• **The exercise**
Reproduce the rows below, substituting "locate" for every occurrence of "localize" and changing nothing else. Leave the pictures out.

┌─ Given data

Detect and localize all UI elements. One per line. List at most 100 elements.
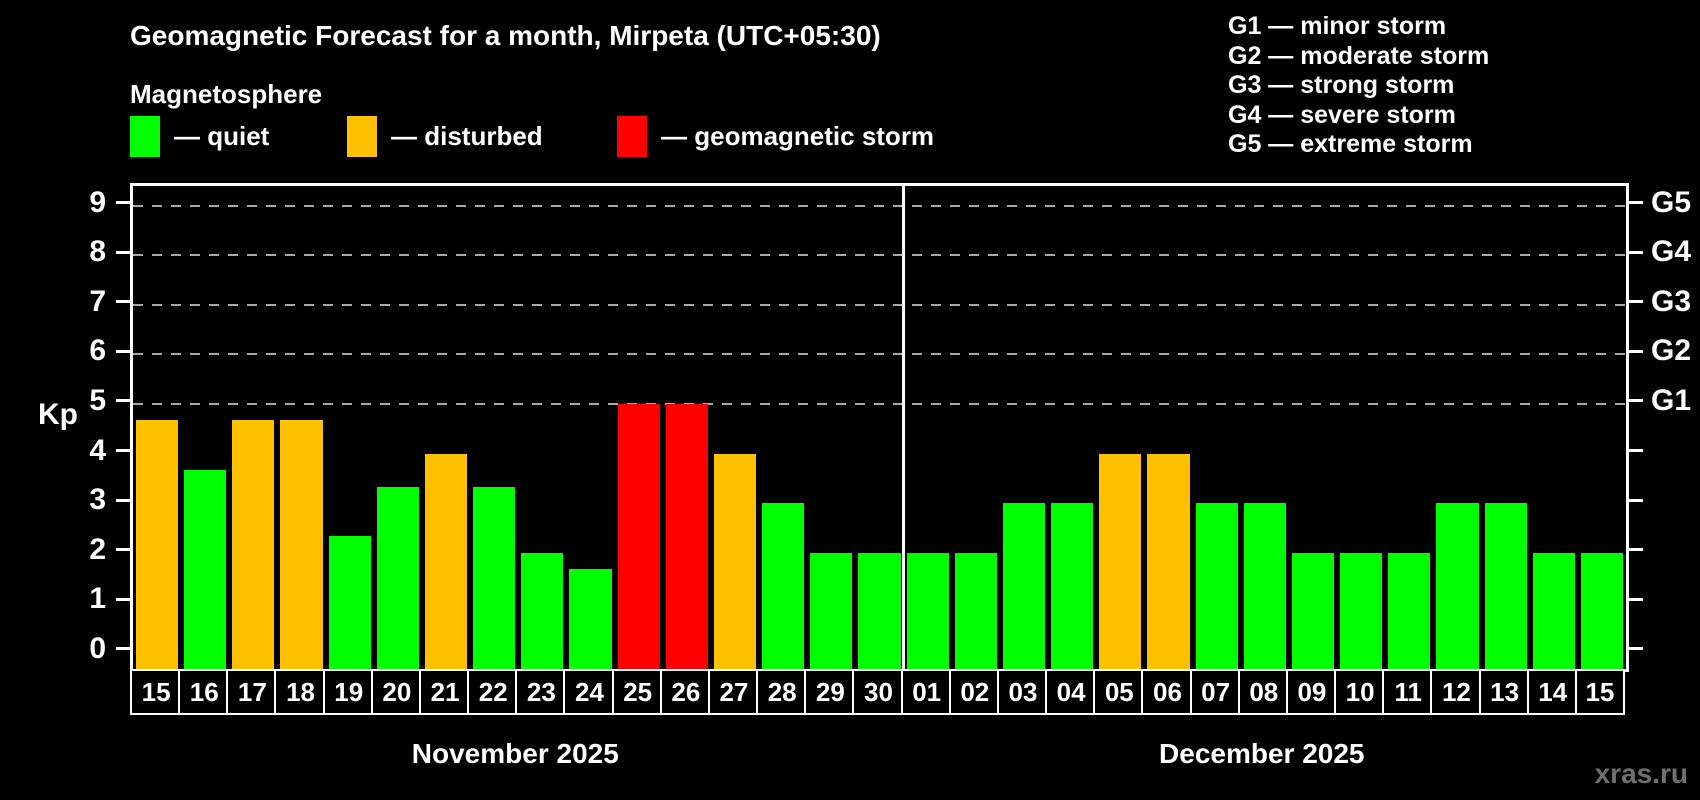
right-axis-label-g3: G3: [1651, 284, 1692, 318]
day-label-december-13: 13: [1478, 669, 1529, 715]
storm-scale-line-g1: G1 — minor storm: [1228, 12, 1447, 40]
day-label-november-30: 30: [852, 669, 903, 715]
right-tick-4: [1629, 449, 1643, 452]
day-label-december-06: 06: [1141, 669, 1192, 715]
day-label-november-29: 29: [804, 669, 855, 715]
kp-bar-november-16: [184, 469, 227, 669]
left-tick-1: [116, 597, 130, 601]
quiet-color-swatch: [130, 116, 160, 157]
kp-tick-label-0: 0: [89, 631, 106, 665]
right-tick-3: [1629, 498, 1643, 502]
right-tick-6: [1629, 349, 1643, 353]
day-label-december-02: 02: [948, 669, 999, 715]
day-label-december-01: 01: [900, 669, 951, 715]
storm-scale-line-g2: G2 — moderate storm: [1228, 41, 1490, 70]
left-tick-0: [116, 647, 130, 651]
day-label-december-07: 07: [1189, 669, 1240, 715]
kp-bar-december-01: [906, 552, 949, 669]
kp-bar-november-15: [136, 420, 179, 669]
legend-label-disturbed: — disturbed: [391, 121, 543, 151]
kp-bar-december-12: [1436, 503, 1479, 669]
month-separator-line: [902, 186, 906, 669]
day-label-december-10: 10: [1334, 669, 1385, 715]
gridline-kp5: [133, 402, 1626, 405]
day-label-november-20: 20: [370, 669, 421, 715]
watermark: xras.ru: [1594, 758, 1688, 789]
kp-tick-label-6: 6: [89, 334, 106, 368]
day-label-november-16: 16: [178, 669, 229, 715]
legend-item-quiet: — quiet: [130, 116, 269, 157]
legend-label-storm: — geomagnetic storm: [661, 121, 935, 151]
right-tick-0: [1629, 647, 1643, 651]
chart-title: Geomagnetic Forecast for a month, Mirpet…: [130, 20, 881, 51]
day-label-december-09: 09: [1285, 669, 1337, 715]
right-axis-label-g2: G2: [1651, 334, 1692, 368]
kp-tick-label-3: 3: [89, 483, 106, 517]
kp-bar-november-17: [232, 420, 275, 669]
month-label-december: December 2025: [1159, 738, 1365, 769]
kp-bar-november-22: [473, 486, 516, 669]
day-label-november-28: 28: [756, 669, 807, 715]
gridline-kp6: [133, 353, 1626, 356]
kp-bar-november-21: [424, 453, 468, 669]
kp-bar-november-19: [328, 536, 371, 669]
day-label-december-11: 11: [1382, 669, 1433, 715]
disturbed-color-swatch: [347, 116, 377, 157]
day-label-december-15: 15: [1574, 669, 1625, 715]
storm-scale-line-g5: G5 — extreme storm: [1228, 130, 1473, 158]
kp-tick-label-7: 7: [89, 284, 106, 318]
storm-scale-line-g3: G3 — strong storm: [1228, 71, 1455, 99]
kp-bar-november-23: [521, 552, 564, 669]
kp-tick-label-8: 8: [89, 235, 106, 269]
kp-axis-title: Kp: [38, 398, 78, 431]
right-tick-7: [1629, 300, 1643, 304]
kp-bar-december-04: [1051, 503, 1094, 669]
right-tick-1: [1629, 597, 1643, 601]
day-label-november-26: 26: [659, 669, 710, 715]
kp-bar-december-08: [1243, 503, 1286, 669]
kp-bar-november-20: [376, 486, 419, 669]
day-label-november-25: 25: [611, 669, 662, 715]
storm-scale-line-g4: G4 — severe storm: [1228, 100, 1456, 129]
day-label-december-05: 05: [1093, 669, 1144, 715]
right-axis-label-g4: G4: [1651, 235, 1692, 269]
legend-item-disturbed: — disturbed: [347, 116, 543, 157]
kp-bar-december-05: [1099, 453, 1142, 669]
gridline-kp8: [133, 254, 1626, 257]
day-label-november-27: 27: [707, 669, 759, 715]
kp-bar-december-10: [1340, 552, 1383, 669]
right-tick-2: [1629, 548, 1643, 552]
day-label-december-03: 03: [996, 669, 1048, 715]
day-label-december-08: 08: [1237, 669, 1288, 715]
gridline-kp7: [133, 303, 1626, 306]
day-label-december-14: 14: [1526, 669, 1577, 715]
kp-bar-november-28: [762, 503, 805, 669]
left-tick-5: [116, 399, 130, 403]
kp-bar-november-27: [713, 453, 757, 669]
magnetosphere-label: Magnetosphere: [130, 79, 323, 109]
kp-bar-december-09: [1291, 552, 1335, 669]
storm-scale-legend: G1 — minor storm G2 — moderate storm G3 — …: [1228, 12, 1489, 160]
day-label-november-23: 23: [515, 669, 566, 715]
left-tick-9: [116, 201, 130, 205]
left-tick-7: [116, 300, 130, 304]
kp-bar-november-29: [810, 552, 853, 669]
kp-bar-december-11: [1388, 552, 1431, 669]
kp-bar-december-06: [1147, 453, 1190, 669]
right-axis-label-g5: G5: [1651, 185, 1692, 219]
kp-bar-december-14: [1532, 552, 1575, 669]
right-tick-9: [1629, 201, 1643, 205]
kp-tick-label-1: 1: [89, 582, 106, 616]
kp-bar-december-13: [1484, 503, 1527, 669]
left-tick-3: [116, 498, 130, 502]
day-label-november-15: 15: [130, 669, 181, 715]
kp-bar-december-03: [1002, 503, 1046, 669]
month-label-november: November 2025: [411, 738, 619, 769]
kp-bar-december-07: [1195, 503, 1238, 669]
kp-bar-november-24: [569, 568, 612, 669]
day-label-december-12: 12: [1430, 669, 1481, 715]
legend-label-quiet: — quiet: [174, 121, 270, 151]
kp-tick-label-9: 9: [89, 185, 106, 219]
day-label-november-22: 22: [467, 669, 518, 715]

└─

• **Output**
Detect and locate all UI elements. One per line. List at most 100 elements.
right-axis-label-g3: G3: [1651, 284, 1692, 318]
day-label-december-13: 13: [1478, 669, 1529, 715]
storm-scale-line-g1: G1 — minor storm: [1228, 12, 1447, 40]
day-label-november-30: 30: [852, 669, 903, 715]
right-tick-4: [1629, 449, 1643, 452]
day-label-december-06: 06: [1141, 669, 1192, 715]
day-label-november-29: 29: [804, 669, 855, 715]
kp-bar-november-16: [184, 469, 227, 669]
left-tick-1: [116, 597, 130, 601]
quiet-color-swatch: [130, 116, 160, 157]
kp-tick-label-0: 0: [89, 631, 106, 665]
right-tick-3: [1629, 498, 1643, 502]
right-tick-6: [1629, 349, 1643, 353]
day-label-december-02: 02: [948, 669, 999, 715]
day-label-december-01: 01: [900, 669, 951, 715]
storm-scale-line-g2: G2 — moderate storm: [1228, 41, 1490, 70]
left-tick-0: [116, 647, 130, 651]
day-label-december-07: 07: [1189, 669, 1240, 715]
kp-bar-december-01: [906, 552, 949, 669]
kp-bar-november-15: [136, 420, 179, 669]
legend-label-disturbed: — disturbed: [391, 121, 543, 151]
kp-bar-december-12: [1436, 503, 1479, 669]
month-separator-line: [902, 186, 906, 669]
day-label-december-10: 10: [1334, 669, 1385, 715]
gridline-kp5: [133, 402, 1626, 405]
day-label-november-20: 20: [370, 669, 421, 715]
watermark: xras.ru: [1594, 758, 1688, 789]
kp-tick-label-6: 6: [89, 334, 106, 368]
day-label-november-16: 16: [178, 669, 229, 715]
legend-item-quiet: — quiet: [130, 116, 269, 157]
legend-label-storm: — geomagnetic storm: [661, 121, 935, 151]
right-tick-0: [1629, 647, 1643, 651]
chart-title: Geomagnetic Forecast for a month, Mirpet…: [130, 20, 881, 51]
day-label-december-09: 09: [1285, 669, 1337, 715]
right-axis-label-g2: G2: [1651, 334, 1692, 368]
kp-tick-label-3: 3: [89, 483, 106, 517]
kp-bar-november-17: [232, 420, 275, 669]
month-label-december: December 2025: [1159, 738, 1365, 769]
kp-bar-november-22: [473, 486, 516, 669]
day-label-november-28: 28: [756, 669, 807, 715]
gridline-kp6: [133, 353, 1626, 356]
kp-bar-november-21: [424, 453, 468, 669]
kp-bar-november-19: [328, 536, 371, 669]
day-label-december-11: 11: [1382, 669, 1433, 715]
disturbed-color-swatch: [347, 116, 377, 157]
day-label-december-15: 15: [1574, 669, 1625, 715]
storm-scale-line-g5: G5 — extreme storm: [1228, 130, 1473, 158]
kp-tick-label-7: 7: [89, 284, 106, 318]
storm-scale-line-g3: G3 — strong storm: [1228, 71, 1455, 99]
kp-bar-november-23: [521, 552, 564, 669]
kp-tick-label-8: 8: [89, 235, 106, 269]
kp-axis-title: Kp: [38, 398, 78, 431]
right-tick-7: [1629, 300, 1643, 304]
kp-bar-december-04: [1051, 503, 1094, 669]
right-tick-1: [1629, 597, 1643, 601]
day-label-november-26: 26: [659, 669, 710, 715]
kp-bar-december-08: [1243, 503, 1286, 669]
kp-bar-november-20: [376, 486, 419, 669]
day-label-november-25: 25: [611, 669, 662, 715]
storm-scale-line-g4: G4 — severe storm: [1228, 100, 1456, 129]
day-label-december-05: 05: [1093, 669, 1144, 715]
right-axis-label-g4: G4: [1651, 235, 1692, 269]
legend-item-disturbed: — disturbed: [347, 116, 543, 157]
kp-bar-december-05: [1099, 453, 1142, 669]
gridline-kp8: [133, 254, 1626, 257]
day-label-november-27: 27: [707, 669, 759, 715]
kp-bar-december-10: [1340, 552, 1383, 669]
right-tick-2: [1629, 548, 1643, 552]
day-label-december-03: 03: [996, 669, 1048, 715]
day-label-december-08: 08: [1237, 669, 1288, 715]
gridline-kp7: [133, 303, 1626, 306]
day-label-december-14: 14: [1526, 669, 1577, 715]
kp-bar-november-28: [762, 503, 805, 669]
left-tick-5: [116, 399, 130, 403]
kp-bar-november-27: [713, 453, 757, 669]
magnetosphere-label: Magnetosphere: [130, 79, 323, 109]
kp-bar-december-09: [1291, 552, 1335, 669]
storm-scale-legend: G1 — minor storm G2 — moderate storm G3 — …: [1228, 12, 1489, 160]
day-label-november-23: 23: [515, 669, 566, 715]
left-tick-9: [116, 201, 130, 205]
left-tick-7: [116, 300, 130, 304]
kp-bar-november-29: [810, 552, 853, 669]
kp-bar-december-11: [1388, 552, 1431, 669]
kp-bar-december-06: [1147, 453, 1190, 669]
right-axis-label-g5: G5: [1651, 185, 1692, 219]
kp-bar-december-14: [1532, 552, 1575, 669]
right-tick-9: [1629, 201, 1643, 205]
kp-tick-label-1: 1: [89, 582, 106, 616]
kp-bar-december-13: [1484, 503, 1527, 669]
left-tick-3: [116, 498, 130, 502]
day-label-november-15: 15: [130, 669, 181, 715]
kp-bar-december-03: [1002, 503, 1046, 669]
month-label-november: November 2025: [411, 738, 619, 769]
kp-bar-december-07: [1195, 503, 1238, 669]
kp-bar-november-24: [569, 568, 612, 669]
day-label-december-12: 12: [1430, 669, 1481, 715]
legend-label-quiet: — quiet: [174, 121, 270, 151]
kp-tick-label-9: 9: [89, 185, 106, 219]
day-label-november-22: 22: [467, 669, 518, 715]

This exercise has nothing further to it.